**Given exercise:**
Identify all lines in the listing that include the word "Keynote", and copy them out.

### Material for the task ###

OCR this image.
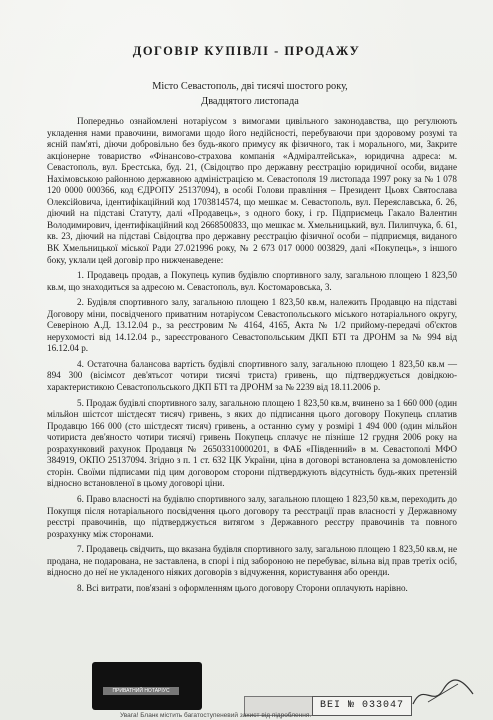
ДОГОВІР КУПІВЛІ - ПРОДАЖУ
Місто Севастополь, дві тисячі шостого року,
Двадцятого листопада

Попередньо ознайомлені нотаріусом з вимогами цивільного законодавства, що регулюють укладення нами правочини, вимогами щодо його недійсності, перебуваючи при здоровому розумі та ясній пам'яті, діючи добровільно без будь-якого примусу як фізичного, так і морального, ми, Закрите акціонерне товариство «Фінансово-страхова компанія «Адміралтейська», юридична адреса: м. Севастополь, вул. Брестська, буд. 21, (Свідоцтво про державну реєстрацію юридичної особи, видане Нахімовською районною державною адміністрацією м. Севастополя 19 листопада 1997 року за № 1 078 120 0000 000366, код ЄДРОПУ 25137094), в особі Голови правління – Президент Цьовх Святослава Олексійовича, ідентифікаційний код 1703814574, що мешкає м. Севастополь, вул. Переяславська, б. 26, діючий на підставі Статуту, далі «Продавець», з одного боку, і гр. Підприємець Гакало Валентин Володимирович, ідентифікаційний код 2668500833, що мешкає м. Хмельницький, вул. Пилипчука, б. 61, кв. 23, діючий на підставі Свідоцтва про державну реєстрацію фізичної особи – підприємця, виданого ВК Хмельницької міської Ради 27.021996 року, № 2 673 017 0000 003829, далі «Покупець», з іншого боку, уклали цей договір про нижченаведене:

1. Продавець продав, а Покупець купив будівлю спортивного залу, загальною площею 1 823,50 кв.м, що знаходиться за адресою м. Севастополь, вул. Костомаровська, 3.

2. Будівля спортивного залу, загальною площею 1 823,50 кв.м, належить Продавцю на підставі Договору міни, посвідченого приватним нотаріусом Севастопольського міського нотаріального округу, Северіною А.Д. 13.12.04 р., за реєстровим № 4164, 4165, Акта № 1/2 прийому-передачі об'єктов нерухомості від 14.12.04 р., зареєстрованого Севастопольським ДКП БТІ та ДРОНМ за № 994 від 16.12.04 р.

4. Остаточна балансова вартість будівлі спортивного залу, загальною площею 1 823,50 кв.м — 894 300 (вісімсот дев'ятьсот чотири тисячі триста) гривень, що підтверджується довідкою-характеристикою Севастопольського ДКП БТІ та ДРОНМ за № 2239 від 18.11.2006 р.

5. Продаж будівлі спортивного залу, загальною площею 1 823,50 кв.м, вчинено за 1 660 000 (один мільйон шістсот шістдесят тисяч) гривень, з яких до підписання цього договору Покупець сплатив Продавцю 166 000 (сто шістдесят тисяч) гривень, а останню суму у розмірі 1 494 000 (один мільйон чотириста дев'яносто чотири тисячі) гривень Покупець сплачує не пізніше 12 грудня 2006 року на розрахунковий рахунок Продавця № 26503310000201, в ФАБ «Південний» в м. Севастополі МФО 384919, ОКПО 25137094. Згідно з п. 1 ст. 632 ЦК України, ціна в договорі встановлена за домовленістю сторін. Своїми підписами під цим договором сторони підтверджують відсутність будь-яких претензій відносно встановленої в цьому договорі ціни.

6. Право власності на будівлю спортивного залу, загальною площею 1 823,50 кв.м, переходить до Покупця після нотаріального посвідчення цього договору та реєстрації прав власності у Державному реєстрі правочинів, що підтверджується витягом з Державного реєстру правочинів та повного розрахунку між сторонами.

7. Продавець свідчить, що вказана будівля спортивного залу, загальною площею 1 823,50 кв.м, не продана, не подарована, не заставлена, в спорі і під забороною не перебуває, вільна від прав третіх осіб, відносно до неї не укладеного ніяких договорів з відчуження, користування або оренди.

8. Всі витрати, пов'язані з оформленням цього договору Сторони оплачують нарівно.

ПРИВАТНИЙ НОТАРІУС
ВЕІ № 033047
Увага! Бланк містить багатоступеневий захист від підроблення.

###
### Material for the task ###

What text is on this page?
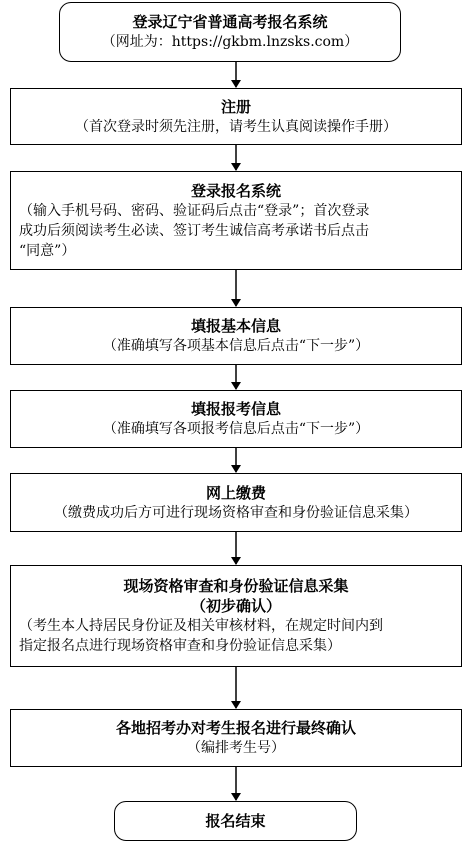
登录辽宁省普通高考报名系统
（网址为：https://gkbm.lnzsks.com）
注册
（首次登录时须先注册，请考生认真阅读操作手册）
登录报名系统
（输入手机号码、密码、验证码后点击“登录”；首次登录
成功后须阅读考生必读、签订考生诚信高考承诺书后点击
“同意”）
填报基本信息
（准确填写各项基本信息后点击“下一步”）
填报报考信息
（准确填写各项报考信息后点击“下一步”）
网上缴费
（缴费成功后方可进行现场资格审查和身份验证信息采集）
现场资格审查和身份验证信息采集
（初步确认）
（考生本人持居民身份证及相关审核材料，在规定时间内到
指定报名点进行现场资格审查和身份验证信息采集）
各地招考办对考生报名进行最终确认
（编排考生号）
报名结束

###
### Material for the task ###

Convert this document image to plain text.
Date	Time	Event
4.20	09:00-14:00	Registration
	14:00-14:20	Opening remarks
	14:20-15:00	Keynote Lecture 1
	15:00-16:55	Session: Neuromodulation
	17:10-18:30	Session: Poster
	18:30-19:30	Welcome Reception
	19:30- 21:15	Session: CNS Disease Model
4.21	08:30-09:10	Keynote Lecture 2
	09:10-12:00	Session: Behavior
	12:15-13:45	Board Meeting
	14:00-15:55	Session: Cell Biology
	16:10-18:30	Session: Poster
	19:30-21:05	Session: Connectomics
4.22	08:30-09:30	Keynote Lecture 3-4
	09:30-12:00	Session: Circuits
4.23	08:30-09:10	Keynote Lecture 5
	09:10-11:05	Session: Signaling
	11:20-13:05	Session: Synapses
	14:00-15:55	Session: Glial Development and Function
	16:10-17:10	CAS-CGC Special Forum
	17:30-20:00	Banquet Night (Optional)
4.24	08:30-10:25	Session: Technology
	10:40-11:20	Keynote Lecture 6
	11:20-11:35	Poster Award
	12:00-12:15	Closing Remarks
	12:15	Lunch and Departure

###

**Final answer:**
	14:20-15:00	Keynote Lecture 1
4.21	08:30-09:10	Keynote Lecture 2
4.22	08:30-09:30	Keynote Lecture 3-4
4.23	08:30-09:10	Keynote Lecture 5
	10:40-11:20	Keynote Lecture 6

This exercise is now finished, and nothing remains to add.